* Exercise objective *
Output the material below in its entirety, exactly as given.

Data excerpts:

## begin

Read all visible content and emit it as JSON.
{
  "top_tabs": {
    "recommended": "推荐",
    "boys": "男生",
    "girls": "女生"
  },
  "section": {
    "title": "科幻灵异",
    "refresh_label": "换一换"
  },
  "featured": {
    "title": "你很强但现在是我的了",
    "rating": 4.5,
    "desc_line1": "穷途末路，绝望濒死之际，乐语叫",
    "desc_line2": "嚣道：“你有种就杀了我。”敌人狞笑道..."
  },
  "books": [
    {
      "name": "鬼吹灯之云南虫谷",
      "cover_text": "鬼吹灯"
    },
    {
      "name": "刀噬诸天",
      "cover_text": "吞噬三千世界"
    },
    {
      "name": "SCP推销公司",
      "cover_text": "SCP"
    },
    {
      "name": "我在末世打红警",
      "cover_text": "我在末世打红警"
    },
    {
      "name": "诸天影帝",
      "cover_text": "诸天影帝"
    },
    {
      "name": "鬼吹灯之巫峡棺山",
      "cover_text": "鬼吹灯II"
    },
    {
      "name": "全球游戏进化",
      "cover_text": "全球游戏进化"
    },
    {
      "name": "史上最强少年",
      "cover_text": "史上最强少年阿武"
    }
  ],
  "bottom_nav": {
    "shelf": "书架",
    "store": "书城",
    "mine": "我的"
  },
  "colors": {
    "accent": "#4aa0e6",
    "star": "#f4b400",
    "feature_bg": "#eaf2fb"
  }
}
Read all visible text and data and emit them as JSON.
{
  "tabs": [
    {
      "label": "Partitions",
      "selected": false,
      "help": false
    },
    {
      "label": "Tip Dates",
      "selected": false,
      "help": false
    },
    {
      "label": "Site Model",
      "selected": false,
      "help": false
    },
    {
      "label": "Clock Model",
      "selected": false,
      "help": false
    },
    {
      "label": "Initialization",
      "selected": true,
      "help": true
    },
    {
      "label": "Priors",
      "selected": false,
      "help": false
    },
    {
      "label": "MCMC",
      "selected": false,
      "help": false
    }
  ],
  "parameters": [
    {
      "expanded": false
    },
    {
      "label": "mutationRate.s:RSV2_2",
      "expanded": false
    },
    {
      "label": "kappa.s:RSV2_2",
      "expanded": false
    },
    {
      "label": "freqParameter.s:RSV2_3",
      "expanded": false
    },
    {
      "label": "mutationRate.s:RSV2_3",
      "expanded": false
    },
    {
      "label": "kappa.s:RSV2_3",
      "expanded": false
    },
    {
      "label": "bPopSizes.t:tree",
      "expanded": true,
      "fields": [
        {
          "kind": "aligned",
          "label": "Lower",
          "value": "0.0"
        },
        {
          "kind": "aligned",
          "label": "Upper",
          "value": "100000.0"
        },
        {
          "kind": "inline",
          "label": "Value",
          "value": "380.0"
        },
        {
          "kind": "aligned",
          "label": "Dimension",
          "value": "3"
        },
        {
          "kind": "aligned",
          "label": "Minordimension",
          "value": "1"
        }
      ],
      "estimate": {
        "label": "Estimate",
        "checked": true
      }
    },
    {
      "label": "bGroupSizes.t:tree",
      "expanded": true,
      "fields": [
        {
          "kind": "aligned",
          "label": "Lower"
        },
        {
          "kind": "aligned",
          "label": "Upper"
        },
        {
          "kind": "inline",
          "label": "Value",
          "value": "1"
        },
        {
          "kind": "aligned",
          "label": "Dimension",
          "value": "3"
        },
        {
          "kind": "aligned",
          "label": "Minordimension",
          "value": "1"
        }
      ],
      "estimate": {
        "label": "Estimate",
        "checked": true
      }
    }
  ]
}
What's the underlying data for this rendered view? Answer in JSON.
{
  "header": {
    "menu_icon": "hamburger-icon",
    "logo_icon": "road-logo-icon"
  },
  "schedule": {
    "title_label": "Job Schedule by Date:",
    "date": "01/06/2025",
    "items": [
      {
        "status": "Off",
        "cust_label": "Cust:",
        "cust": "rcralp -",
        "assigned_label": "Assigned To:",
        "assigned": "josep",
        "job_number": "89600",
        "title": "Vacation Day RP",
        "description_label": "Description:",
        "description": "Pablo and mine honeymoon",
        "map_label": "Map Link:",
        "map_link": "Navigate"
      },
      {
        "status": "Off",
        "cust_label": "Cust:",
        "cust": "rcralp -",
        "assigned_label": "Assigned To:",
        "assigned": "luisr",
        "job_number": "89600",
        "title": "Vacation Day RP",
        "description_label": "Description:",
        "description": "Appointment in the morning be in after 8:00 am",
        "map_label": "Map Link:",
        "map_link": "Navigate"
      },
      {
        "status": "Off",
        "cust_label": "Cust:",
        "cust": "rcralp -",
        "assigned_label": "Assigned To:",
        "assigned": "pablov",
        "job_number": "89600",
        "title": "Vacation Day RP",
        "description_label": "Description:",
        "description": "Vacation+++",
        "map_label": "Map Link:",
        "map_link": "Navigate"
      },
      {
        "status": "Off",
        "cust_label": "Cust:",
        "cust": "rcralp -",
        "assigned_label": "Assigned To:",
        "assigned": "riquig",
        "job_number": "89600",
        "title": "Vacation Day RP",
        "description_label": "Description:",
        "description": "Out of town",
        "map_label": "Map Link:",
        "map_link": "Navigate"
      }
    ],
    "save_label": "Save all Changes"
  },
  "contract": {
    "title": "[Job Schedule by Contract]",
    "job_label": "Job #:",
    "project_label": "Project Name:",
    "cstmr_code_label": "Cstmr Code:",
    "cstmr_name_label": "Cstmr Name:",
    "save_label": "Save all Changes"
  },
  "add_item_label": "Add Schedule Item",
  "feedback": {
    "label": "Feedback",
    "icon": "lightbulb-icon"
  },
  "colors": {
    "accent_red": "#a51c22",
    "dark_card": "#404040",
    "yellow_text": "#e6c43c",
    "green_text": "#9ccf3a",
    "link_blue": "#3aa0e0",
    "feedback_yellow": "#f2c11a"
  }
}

## end

* Written reply *
Read all visible content and emit it as JSON.
{
  "top_tabs": {
    "recommended": "推荐",
    "boys": "男生",
    "girls": "女生"
  },
  "section": {
    "title": "科幻灵异",
    "refresh_label": "换一换"
  },
  "featured": {
    "title": "你很强但现在是我的了",
    "rating": 4.5,
    "desc_line1": "穷途末路，绝望濒死之际，乐语叫",
    "desc_line2": "嚣道：“你有种就杀了我。”敌人狞笑道..."
  },
  "books": [
    {
      "name": "鬼吹灯之云南虫谷",
      "cover_text": "鬼吹灯"
    },
    {
      "name": "刀噬诸天",
      "cover_text": "吞噬三千世界"
    },
    {
      "name": "SCP推销公司",
      "cover_text": "SCP"
    },
    {
      "name": "我在末世打红警",
      "cover_text": "我在末世打红警"
    },
    {
      "name": "诸天影帝",
      "cover_text": "诸天影帝"
    },
    {
      "name": "鬼吹灯之巫峡棺山",
      "cover_text": "鬼吹灯II"
    },
    {
      "name": "全球游戏进化",
      "cover_text": "全球游戏进化"
    },
    {
      "name": "史上最强少年",
      "cover_text": "史上最强少年阿武"
    }
  ],
  "bottom_nav": {
    "shelf": "书架",
    "store": "书城",
    "mine": "我的"
  },
  "colors": {
    "accent": "#4aa0e6",
    "star": "#f4b400",
    "feature_bg": "#eaf2fb"
  }
}
Read all visible text and data and emit them as JSON.
{
  "tabs": [
    {
      "label": "Partitions",
      "selected": false,
      "help": false
    },
    {
      "label": "Tip Dates",
      "selected": false,
      "help": false
    },
    {
      "label": "Site Model",
      "selected": false,
      "help": false
    },
    {
      "label": "Clock Model",
      "selected": false,
      "help": false
    },
    {
      "label": "Initialization",
      "selected": true,
      "help": true
    },
    {
      "label": "Priors",
      "selected": false,
      "help": false
    },
    {
      "label": "MCMC",
      "selected": false,
      "help": false
    }
  ],
  "parameters": [
    {
      "expanded": false
    },
    {
      "label": "mutationRate.s:RSV2_2",
      "expanded": false
    },
    {
      "label": "kappa.s:RSV2_2",
      "expanded": false
    },
    {
      "label": "freqParameter.s:RSV2_3",
      "expanded": false
    },
    {
      "label": "mutationRate.s:RSV2_3",
      "expanded": false
    },
    {
      "label": "kappa.s:RSV2_3",
      "expanded": false
    },
    {
      "label": "bPopSizes.t:tree",
      "expanded": true,
      "fields": [
        {
          "kind": "aligned",
          "label": "Lower",
          "value": "0.0"
        },
        {
          "kind": "aligned",
          "label": "Upper",
          "value": "100000.0"
        },
        {
          "kind": "inline",
          "label": "Value",
          "value": "380.0"
        },
        {
          "kind": "aligned",
          "label": "Dimension",
          "value": "3"
        },
        {
          "kind": "aligned",
          "label": "Minordimension",
          "value": "1"
        }
      ],
      "estimate": {
        "label": "Estimate",
        "checked": true
      }
    },
    {
      "label": "bGroupSizes.t:tree",
      "expanded": true,
      "fields": [
        {
          "kind": "aligned",
          "label": "Lower"
        },
        {
          "kind": "aligned",
          "label": "Upper"
        },
        {
          "kind": "inline",
          "label": "Value",
          "value": "1"
        },
        {
          "kind": "aligned",
          "label": "Dimension",
          "value": "3"
        },
        {
          "kind": "aligned",
          "label": "Minordimension",
          "value": "1"
        }
      ],
      "estimate": {
        "label": "Estimate",
        "checked": true
      }
    }
  ]
}
What's the underlying data for this rendered view? Answer in JSON.
{
  "header": {
    "menu_icon": "hamburger-icon",
    "logo_icon": "road-logo-icon"
  },
  "schedule": {
    "title_label": "Job Schedule by Date:",
    "date": "01/06/2025",
    "items": [
      {
        "status": "Off",
        "cust_label": "Cust:",
        "cust": "rcralp -",
        "assigned_label": "Assigned To:",
        "assigned": "josep",
        "job_number": "89600",
        "title": "Vacation Day RP",
        "description_label": "Description:",
        "description": "Pablo and mine honeymoon",
        "map_label": "Map Link:",
        "map_link": "Navigate"
      },
      {
        "status": "Off",
        "cust_label": "Cust:",
        "cust": "rcralp -",
        "assigned_label": "Assigned To:",
        "assigned": "luisr",
        "job_number": "89600",
        "title": "Vacation Day RP",
        "description_label": "Description:",
        "description": "Appointment in the morning be in after 8:00 am",
        "map_label": "Map Link:",
        "map_link": "Navigate"
      },
      {
        "status": "Off",
        "cust_label": "Cust:",
        "cust": "rcralp -",
        "assigned_label": "Assigned To:",
        "assigned": "pablov",
        "job_number": "89600",
        "title": "Vacation Day RP",
        "description_label": "Description:",
        "description": "Vacation+++",
        "map_label": "Map Link:",
        "map_link": "Navigate"
      },
      {
        "status": "Off",
        "cust_label": "Cust:",
        "cust": "rcralp -",
        "assigned_label": "Assigned To:",
        "assigned": "riquig",
        "job_number": "89600",
        "title": "Vacation Day RP",
        "description_label": "Description:",
        "description": "Out of town",
        "map_label": "Map Link:",
        "map_link": "Navigate"
      }
    ],
    "save_label": "Save all Changes"
  },
  "contract": {
    "title": "[Job Schedule by Contract]",
    "job_label": "Job #:",
    "project_label": "Project Name:",
    "cstmr_code_label": "Cstmr Code:",
    "cstmr_name_label": "Cstmr Name:",
    "save_label": "Save all Changes"
  },
  "add_item_label": "Add Schedule Item",
  "feedback": {
    "label": "Feedback",
    "icon": "lightbulb-icon"
  },
  "colors": {
    "accent_red": "#a51c22",
    "dark_card": "#404040",
    "yellow_text": "#e6c43c",
    "green_text": "#9ccf3a",
    "link_blue": "#3aa0e0",
    "feedback_yellow": "#f2c11a"
  }
}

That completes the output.